[TO BE DONE]: Reproduce each line exactly, including spacing and punctuation.

(Extracted data entries)

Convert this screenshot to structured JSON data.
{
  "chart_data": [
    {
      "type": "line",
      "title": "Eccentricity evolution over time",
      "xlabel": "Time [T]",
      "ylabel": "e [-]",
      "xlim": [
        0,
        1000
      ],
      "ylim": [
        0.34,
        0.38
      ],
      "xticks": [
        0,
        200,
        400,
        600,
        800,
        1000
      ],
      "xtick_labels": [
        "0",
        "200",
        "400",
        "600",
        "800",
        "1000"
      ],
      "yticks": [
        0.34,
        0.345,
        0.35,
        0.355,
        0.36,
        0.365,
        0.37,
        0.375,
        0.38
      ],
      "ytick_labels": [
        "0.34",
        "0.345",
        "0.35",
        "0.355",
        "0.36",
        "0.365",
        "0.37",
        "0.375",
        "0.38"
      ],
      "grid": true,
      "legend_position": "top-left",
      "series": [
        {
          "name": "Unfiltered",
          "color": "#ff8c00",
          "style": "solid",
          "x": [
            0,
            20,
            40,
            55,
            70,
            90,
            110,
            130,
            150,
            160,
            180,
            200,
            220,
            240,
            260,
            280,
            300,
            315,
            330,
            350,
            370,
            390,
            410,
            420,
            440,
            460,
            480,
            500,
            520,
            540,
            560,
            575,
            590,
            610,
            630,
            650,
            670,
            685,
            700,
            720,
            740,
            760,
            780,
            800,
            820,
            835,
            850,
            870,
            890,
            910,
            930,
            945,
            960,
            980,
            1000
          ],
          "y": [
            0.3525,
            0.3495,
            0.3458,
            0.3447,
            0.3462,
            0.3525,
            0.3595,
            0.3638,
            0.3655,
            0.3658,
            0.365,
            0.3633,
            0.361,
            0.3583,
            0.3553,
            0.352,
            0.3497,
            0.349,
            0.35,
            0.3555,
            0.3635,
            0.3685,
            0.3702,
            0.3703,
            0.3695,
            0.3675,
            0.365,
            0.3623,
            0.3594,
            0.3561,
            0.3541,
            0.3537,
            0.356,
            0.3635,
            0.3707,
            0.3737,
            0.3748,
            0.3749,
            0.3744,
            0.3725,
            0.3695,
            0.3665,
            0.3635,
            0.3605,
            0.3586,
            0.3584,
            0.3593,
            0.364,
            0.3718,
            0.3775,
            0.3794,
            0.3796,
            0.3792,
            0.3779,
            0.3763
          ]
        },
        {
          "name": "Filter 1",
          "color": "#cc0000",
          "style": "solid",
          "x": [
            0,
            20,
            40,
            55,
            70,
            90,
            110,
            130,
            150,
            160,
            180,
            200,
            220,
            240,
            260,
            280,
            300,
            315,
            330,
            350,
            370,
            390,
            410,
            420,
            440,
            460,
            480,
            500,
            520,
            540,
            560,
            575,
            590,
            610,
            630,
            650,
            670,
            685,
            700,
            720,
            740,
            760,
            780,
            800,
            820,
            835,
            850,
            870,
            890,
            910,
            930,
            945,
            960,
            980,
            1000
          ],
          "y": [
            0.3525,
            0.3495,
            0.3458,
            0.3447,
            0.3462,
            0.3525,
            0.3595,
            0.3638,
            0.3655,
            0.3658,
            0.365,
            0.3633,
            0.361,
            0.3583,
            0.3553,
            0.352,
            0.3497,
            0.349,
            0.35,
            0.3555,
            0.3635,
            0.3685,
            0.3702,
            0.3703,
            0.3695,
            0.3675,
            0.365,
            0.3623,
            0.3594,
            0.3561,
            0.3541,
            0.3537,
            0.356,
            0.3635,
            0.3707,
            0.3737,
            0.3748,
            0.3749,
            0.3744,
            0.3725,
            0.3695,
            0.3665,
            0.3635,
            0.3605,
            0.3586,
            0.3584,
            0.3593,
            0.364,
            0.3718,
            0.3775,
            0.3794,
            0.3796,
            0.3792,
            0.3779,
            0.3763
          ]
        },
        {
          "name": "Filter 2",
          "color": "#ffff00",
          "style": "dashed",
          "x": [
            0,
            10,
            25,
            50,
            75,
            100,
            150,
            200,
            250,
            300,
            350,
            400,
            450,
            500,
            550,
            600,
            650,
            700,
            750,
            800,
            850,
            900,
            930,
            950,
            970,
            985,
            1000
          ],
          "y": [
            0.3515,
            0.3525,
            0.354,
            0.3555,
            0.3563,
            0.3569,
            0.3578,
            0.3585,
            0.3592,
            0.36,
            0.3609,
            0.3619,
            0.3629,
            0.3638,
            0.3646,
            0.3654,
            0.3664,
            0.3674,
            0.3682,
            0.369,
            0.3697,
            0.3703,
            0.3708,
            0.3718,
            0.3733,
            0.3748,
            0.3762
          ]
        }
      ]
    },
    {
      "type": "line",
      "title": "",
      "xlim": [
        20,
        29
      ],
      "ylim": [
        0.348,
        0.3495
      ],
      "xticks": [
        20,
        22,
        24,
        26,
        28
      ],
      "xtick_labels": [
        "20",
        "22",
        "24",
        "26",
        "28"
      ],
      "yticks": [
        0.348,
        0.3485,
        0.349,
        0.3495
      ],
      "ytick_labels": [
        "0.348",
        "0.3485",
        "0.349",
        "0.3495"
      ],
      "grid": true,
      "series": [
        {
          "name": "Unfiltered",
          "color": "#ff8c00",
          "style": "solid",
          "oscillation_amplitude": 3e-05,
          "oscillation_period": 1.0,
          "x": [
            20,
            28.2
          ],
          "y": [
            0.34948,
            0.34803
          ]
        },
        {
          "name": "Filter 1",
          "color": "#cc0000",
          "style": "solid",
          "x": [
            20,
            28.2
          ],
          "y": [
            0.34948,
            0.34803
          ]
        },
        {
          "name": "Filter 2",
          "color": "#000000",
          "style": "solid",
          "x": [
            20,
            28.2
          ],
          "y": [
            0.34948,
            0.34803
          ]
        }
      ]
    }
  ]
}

[FINAL RESULT]:
Convert this screenshot to structured JSON data.
{
  "chart_data": [
    {
      "type": "line",
      "title": "Eccentricity evolution over time",
      "xlabel": "Time [T]",
      "ylabel": "e [-]",
      "xlim": [
        0,
        1000
      ],
      "ylim": [
        0.34,
        0.38
      ],
      "xticks": [
        0,
        200,
        400,
        600,
        800,
        1000
      ],
      "xtick_labels": [
        "0",
        "200",
        "400",
        "600",
        "800",
        "1000"
      ],
      "yticks": [
        0.34,
        0.345,
        0.35,
        0.355,
        0.36,
        0.365,
        0.37,
        0.375,
        0.38
      ],
      "ytick_labels": [
        "0.34",
        "0.345",
        "0.35",
        "0.355",
        "0.36",
        "0.365",
        "0.37",
        "0.375",
        "0.38"
      ],
      "grid": true,
      "legend_position": "top-left",
      "series": [
        {
          "name": "Unfiltered",
          "color": "#ff8c00",
          "style": "solid",
          "x": [
            0,
            20,
            40,
            55,
            70,
            90,
            110,
            130,
            150,
            160,
            180,
            200,
            220,
            240,
            260,
            280,
            300,
            315,
            330,
            350,
            370,
            390,
            410,
            420,
            440,
            460,
            480,
            500,
            520,
            540,
            560,
            575,
            590,
            610,
            630,
            650,
            670,
            685,
            700,
            720,
            740,
            760,
            780,
            800,
            820,
            835,
            850,
            870,
            890,
            910,
            930,
            945,
            960,
            980,
            1000
          ],
          "y": [
            0.3525,
            0.3495,
            0.3458,
            0.3447,
            0.3462,
            0.3525,
            0.3595,
            0.3638,
            0.3655,
            0.3658,
            0.365,
            0.3633,
            0.361,
            0.3583,
            0.3553,
            0.352,
            0.3497,
            0.349,
            0.35,
            0.3555,
            0.3635,
            0.3685,
            0.3702,
            0.3703,
            0.3695,
            0.3675,
            0.365,
            0.3623,
            0.3594,
            0.3561,
            0.3541,
            0.3537,
            0.356,
            0.3635,
            0.3707,
            0.3737,
            0.3748,
            0.3749,
            0.3744,
            0.3725,
            0.3695,
            0.3665,
            0.3635,
            0.3605,
            0.3586,
            0.3584,
            0.3593,
            0.364,
            0.3718,
            0.3775,
            0.3794,
            0.3796,
            0.3792,
            0.3779,
            0.3763
          ]
        },
        {
          "name": "Filter 1",
          "color": "#cc0000",
          "style": "solid",
          "x": [
            0,
            20,
            40,
            55,
            70,
            90,
            110,
            130,
            150,
            160,
            180,
            200,
            220,
            240,
            260,
            280,
            300,
            315,
            330,
            350,
            370,
            390,
            410,
            420,
            440,
            460,
            480,
            500,
            520,
            540,
            560,
            575,
            590,
            610,
            630,
            650,
            670,
            685,
            700,
            720,
            740,
            760,
            780,
            800,
            820,
            835,
            850,
            870,
            890,
            910,
            930,
            945,
            960,
            980,
            1000
          ],
          "y": [
            0.3525,
            0.3495,
            0.3458,
            0.3447,
            0.3462,
            0.3525,
            0.3595,
            0.3638,
            0.3655,
            0.3658,
            0.365,
            0.3633,
            0.361,
            0.3583,
            0.3553,
            0.352,
            0.3497,
            0.349,
            0.35,
            0.3555,
            0.3635,
            0.3685,
            0.3702,
            0.3703,
            0.3695,
            0.3675,
            0.365,
            0.3623,
            0.3594,
            0.3561,
            0.3541,
            0.3537,
            0.356,
            0.3635,
            0.3707,
            0.3737,
            0.3748,
            0.3749,
            0.3744,
            0.3725,
            0.3695,
            0.3665,
            0.3635,
            0.3605,
            0.3586,
            0.3584,
            0.3593,
            0.364,
            0.3718,
            0.3775,
            0.3794,
            0.3796,
            0.3792,
            0.3779,
            0.3763
          ]
        },
        {
          "name": "Filter 2",
          "color": "#ffff00",
          "style": "dashed",
          "x": [
            0,
            10,
            25,
            50,
            75,
            100,
            150,
            200,
            250,
            300,
            350,
            400,
            450,
            500,
            550,
            600,
            650,
            700,
            750,
            800,
            850,
            900,
            930,
            950,
            970,
            985,
            1000
          ],
          "y": [
            0.3515,
            0.3525,
            0.354,
            0.3555,
            0.3563,
            0.3569,
            0.3578,
            0.3585,
            0.3592,
            0.36,
            0.3609,
            0.3619,
            0.3629,
            0.3638,
            0.3646,
            0.3654,
            0.3664,
            0.3674,
            0.3682,
            0.369,
            0.3697,
            0.3703,
            0.3708,
            0.3718,
            0.3733,
            0.3748,
            0.3762
          ]
        }
      ]
    },
    {
      "type": "line",
      "title": "",
      "xlim": [
        20,
        29
      ],
      "ylim": [
        0.348,
        0.3495
      ],
      "xticks": [
        20,
        22,
        24,
        26,
        28
      ],
      "xtick_labels": [
        "20",
        "22",
        "24",
        "26",
        "28"
      ],
      "yticks": [
        0.348,
        0.3485,
        0.349,
        0.3495
      ],
      "ytick_labels": [
        "0.348",
        "0.3485",
        "0.349",
        "0.3495"
      ],
      "grid": true,
      "series": [
        {
          "name": "Unfiltered",
          "color": "#ff8c00",
          "style": "solid",
          "oscillation_amplitude": 3e-05,
          "oscillation_period": 1.0,
          "x": [
            20,
            28.2
          ],
          "y": [
            0.34948,
            0.34803
          ]
        },
        {
          "name": "Filter 1",
          "color": "#cc0000",
          "style": "solid",
          "x": [
            20,
            28.2
          ],
          "y": [
            0.34948,
            0.34803
          ]
        },
        {
          "name": "Filter 2",
          "color": "#000000",
          "style": "solid",
          "x": [
            20,
            28.2
          ],
          "y": [
            0.34948,
            0.34803
          ]
        }
      ]
    }
  ]
}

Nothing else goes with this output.